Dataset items
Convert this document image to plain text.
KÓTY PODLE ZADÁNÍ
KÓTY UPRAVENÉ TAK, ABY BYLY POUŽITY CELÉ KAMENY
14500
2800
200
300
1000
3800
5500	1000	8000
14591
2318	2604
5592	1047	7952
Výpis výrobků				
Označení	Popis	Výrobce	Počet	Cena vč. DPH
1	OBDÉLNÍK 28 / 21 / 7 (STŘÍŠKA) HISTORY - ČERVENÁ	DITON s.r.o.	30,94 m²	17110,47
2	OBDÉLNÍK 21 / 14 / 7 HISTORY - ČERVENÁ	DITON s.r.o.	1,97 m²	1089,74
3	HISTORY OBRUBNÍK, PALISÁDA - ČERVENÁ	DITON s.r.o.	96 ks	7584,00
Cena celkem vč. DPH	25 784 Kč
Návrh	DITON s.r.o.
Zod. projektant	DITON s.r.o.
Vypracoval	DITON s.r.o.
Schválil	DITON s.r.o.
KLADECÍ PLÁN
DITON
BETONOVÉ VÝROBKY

_THE EXERCISE:_ Find the lines above that include the string "KÓTY" and copy them.

_TASK RESULT:_
KÓTY PODLE ZADÁNÍ
KÓTY UPRAVENÉ TAK, ABY BYLY POUŽITY CELÉ KAMENY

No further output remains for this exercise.